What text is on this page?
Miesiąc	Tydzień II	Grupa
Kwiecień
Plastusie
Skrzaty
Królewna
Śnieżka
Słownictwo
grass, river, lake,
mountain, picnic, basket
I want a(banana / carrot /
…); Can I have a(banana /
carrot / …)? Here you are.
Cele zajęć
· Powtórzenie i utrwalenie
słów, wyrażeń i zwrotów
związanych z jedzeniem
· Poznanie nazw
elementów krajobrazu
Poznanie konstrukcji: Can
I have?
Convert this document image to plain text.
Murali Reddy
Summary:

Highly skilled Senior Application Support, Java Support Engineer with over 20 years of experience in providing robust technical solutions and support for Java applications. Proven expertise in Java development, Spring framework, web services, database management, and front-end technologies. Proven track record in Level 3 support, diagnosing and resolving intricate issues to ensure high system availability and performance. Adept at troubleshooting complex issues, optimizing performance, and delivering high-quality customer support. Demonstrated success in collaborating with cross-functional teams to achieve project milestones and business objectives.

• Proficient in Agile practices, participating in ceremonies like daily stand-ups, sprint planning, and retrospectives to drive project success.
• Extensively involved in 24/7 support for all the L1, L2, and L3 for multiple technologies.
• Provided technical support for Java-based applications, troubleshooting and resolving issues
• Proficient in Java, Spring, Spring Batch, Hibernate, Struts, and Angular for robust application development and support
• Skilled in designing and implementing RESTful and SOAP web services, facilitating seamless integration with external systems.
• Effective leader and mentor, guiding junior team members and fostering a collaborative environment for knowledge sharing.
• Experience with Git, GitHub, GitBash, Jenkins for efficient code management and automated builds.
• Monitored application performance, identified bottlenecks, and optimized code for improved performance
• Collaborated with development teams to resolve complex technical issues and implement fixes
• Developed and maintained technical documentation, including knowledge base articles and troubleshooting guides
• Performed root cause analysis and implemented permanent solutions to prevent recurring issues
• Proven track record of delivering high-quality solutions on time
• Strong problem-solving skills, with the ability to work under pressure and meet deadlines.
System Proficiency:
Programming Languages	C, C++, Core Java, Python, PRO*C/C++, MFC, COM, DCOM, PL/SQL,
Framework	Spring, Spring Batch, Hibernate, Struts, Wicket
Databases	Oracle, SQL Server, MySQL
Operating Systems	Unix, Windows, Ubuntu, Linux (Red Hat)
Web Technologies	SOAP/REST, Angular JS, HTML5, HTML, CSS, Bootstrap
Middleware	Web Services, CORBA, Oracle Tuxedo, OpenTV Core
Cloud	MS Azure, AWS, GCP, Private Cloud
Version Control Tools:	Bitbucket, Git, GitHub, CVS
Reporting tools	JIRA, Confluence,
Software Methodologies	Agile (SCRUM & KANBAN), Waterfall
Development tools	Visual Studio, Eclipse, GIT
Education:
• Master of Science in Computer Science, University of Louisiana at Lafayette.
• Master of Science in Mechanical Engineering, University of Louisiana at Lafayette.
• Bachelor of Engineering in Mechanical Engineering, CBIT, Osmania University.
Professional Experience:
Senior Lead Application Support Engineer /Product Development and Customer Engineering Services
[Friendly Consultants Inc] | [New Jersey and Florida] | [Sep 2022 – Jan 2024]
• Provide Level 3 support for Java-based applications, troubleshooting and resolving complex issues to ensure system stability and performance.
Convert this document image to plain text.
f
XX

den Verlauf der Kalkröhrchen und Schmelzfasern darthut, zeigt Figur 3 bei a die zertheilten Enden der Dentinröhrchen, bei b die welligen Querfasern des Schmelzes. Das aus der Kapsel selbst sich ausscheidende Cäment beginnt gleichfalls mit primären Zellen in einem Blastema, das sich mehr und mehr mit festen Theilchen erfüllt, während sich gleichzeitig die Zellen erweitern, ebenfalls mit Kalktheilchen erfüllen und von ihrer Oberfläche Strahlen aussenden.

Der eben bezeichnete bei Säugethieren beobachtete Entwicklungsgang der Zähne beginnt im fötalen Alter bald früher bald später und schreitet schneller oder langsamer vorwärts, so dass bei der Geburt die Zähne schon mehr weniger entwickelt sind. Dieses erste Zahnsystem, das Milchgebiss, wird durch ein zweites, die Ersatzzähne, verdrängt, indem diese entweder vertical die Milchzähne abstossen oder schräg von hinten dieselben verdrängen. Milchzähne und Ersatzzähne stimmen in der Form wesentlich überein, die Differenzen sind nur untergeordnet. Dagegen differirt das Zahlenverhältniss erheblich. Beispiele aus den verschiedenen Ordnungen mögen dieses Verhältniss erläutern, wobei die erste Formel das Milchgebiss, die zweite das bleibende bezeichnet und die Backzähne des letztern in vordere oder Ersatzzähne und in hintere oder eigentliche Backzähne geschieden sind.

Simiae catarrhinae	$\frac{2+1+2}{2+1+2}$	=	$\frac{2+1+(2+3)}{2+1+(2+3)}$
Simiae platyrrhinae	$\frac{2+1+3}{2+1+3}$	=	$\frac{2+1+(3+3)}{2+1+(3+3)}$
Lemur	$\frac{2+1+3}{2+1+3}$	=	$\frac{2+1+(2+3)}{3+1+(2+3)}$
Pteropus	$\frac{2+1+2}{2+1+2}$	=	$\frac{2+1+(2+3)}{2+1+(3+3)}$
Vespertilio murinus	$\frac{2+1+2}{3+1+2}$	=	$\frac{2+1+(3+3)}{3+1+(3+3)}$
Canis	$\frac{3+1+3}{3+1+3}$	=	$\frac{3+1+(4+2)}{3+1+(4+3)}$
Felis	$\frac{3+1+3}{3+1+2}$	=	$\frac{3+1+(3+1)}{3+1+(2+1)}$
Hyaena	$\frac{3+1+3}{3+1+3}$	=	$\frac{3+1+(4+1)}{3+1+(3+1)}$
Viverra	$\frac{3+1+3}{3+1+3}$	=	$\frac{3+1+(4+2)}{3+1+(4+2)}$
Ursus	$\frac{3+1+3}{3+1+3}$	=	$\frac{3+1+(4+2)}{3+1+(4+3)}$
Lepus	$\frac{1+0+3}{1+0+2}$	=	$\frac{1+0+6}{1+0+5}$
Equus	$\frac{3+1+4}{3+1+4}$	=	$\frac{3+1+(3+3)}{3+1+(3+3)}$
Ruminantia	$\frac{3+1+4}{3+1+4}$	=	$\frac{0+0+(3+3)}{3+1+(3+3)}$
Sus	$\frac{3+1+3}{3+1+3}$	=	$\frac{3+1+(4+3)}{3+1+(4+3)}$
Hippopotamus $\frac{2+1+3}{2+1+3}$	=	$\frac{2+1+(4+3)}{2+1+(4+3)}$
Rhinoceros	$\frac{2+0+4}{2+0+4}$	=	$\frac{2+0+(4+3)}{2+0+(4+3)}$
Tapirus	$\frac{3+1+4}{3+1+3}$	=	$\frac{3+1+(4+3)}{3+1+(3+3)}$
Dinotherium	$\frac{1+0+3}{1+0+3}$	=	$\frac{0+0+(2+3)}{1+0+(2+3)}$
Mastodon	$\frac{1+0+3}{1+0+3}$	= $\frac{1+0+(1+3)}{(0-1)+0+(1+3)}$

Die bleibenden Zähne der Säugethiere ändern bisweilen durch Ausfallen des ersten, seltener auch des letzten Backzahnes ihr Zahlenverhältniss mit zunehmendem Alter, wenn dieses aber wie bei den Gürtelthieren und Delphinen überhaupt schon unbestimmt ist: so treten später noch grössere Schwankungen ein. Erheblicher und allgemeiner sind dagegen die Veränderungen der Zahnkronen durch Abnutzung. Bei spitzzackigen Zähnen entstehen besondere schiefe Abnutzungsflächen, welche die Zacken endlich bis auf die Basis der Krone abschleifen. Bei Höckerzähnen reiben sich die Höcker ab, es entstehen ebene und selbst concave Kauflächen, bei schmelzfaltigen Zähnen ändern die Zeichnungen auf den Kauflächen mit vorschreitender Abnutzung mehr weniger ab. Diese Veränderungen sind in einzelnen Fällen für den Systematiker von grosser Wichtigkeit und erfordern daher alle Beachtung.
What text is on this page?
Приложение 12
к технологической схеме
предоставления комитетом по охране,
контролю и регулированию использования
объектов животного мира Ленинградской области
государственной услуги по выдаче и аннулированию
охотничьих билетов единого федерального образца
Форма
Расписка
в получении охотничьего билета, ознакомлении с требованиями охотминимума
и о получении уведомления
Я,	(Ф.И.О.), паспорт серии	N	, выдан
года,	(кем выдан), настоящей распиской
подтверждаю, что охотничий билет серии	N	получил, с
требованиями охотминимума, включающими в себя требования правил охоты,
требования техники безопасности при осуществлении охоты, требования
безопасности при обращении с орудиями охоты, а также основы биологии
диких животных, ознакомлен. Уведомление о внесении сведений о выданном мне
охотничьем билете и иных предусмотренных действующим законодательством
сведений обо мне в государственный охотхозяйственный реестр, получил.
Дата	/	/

◆ **AIM**
All lines above containing the string "Simiae" are to be collected.

◆ **CORRECT RESULT**
Simiae catarrhinae	$\frac{2+1+2}{2+1+2}$	=	$\frac{2+1+(2+3)}{2+1+(2+3)}$
Simiae platyrrhinae	$\frac{2+1+3}{2+1+3}$	=	$\frac{2+1+(3+3)}{2+1+(3+3)}$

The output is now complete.